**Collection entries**
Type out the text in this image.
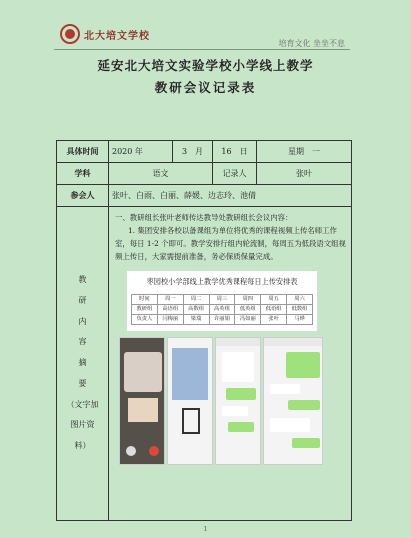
北大培文学校
培育文化 坐坐不息
延安北大培文实验学校小学线上教学
教研会议记录表
具体时间	2020 年	3　月	16　日	星期　一
学科	语文	记录人	张叶
参会人	张叶、白雨、白丽、薛媛、边志玲、池倩

教
研
内
容
摘
要
（文字加
图片资
料）

一、教研组长张叶老师传达教导处教研组长会议内容：

1. 集团安排各校以备课组为单位将优秀的课程视频上传名师工作室，每日 1-2 个即可。教学安排行组内轮流制，每周五为低段语文组视频上传日，大家需提前准备，务必保质保量完成。

枣园校小学部线上教学优秀课程每日上传安排表
时间	周一	周二	周三	周四	周五	周六
教研组	高语组	高数组	高英组	低英组	低语组	低数组
负责人	闫梅丽	梁瑞	许丽娟	冯如丽	张叶	马烨
1
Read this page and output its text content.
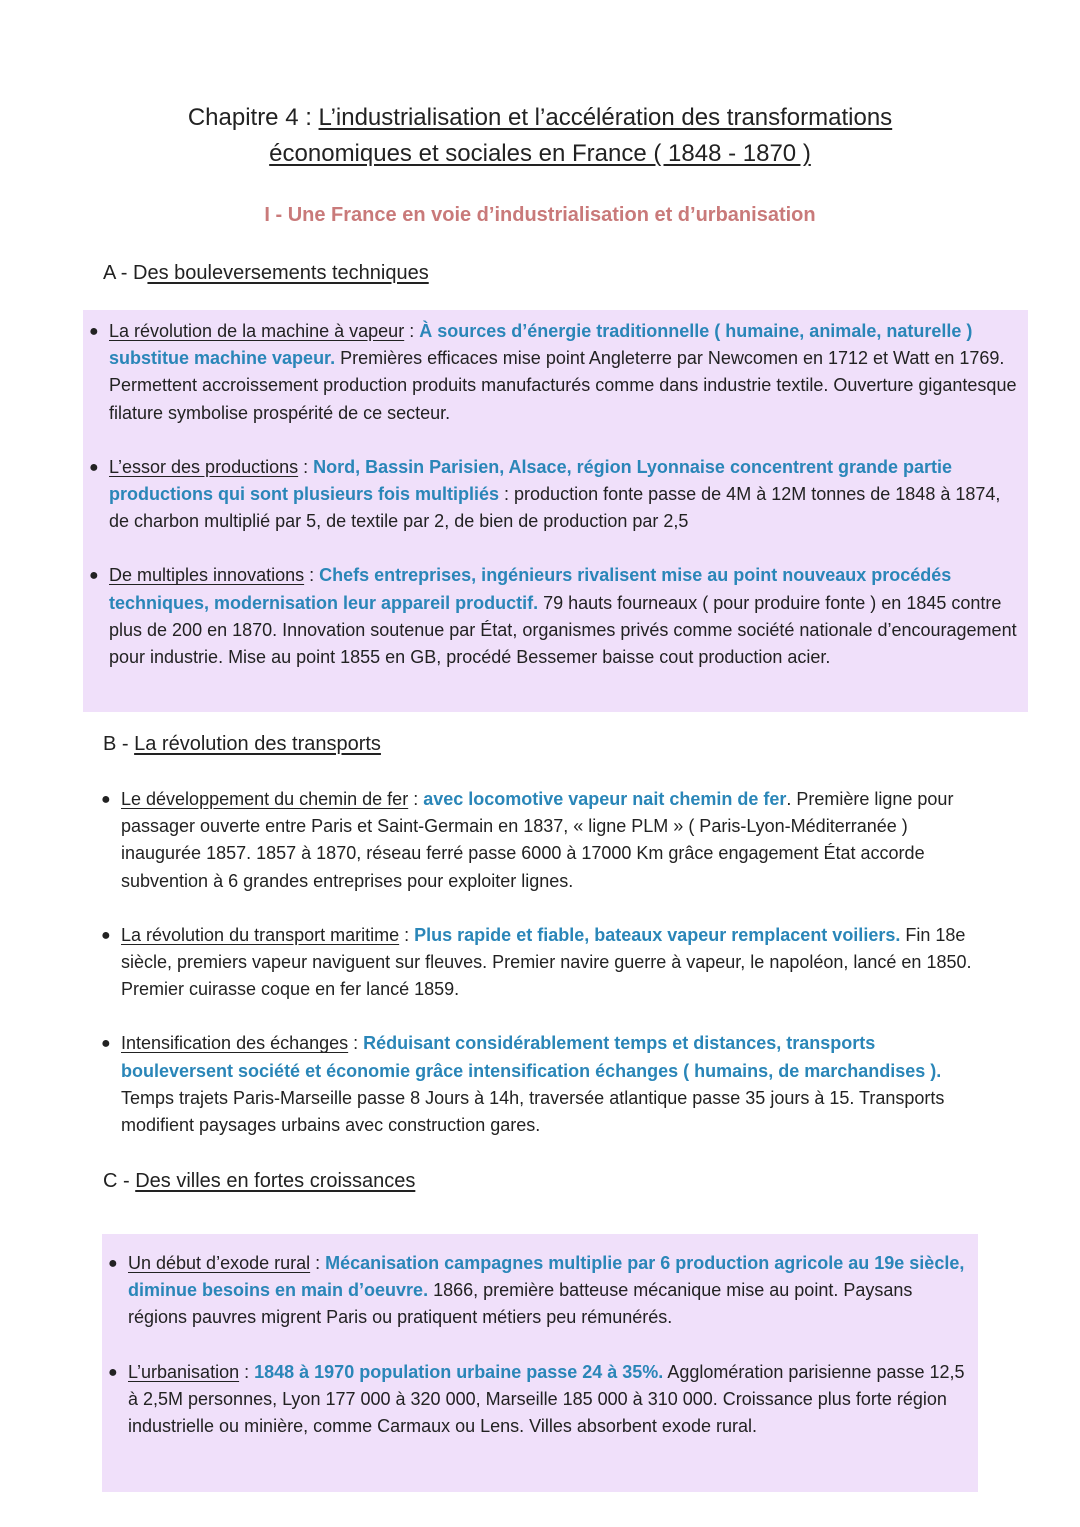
Chapitre 4 : L’industrialisation et l’accélération des transformations
économiques et sociales en France ( 1848 - 1870 )
I - Une France en voie d’industrialisation et d’urbanisation
A - Des bouleversements techniques
● La révolution de la machine à vapeur : À sources d’énergie traditionnelle ( humaine, animale, naturelle ) substitue machine vapeur. Premières efficaces mise point Angleterre par Newcomen en 1712 et Watt en 1769. Permettent accroissement production produits manufacturés comme dans industrie textile. Ouverture gigantesque filature symbolise prospérité de ce secteur.
● L’essor des productions : Nord, Bassin Parisien, Alsace, région Lyonnaise concentrent grande partie productions qui sont plusieurs fois multipliés : production fonte passe de 4M à 12M tonnes de 1848 à 1874, de charbon multiplié par 5, de textile par 2, de bien de production par 2,5
● De multiples innovations : Chefs entreprises, ingénieurs rivalisent mise au point nouveaux procédés techniques, modernisation leur appareil productif. 79 hauts fourneaux ( pour produire fonte ) en 1845 contre plus de 200 en 1870. Innovation soutenue par État, organismes privés comme société nationale d’encouragement pour industrie. Mise au point 1855 en GB, procédé Bessemer baisse cout production acier.
B - La révolution des transports
● Le développement du chemin de fer : avec locomotive vapeur nait chemin de fer. Première ligne pour passager ouverte entre Paris et Saint-Germain en 1837, « ligne PLM » ( Paris-Lyon-Méditerranée ) inaugurée 1857. 1857 à 1870, réseau ferré passe 6000 à 17000 Km grâce engagement État accorde subvention à 6 grandes entreprises pour exploiter lignes.
● La révolution du transport maritime : Plus rapide et fiable, bateaux vapeur remplacent voiliers. Fin 18e siècle, premiers vapeur naviguent sur fleuves. Premier navire guerre à vapeur, le napoléon, lancé en 1850. Premier cuirasse coque en fer lancé 1859.
● Intensification des échanges : Réduisant considérablement temps et distances, transports bouleversent société et économie grâce intensification échanges ( humains, de marchandises ). Temps trajets Paris-Marseille passe 8 Jours à 14h, traversée atlantique passe 35 jours à 15. Transports modifient paysages urbains avec construction gares.
C - Des villes en fortes croissances
● Un début d’exode rural : Mécanisation campagnes multiplie par 6 production agricole au 19e siècle, diminue besoins en main d’oeuvre. 1866, première batteuse mécanique mise au point. Paysans régions pauvres migrent Paris ou pratiquent métiers peu rémunérés.
● L’urbanisation : 1848 à 1970 population urbaine passe 24 à 35%. Agglomération parisienne passe 12,5 à 2,5M personnes, Lyon 177 000 à 320 000, Marseille 185 000 à 310 000. Croissance plus forte région industrielle ou minière, comme Carmaux ou Lens. Villes absorbent exode rural.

**Task instructions**
Copy each line from the data above that includes "techniques".

**Result of the task**
A - Des bouleversements techniques
● De multiples innovations : Chefs entreprises, ingénieurs rivalisent mise au point nouveaux procédés techniques, modernisation leur appareil productif. 79 hauts fourneaux ( pour produire fonte ) en 1845 contre plus de 200 en 1870. Innovation soutenue par État, organismes privés comme société nationale d’encouragement pour industrie. Mise au point 1855 en GB, procédé Bessemer baisse cout production acier.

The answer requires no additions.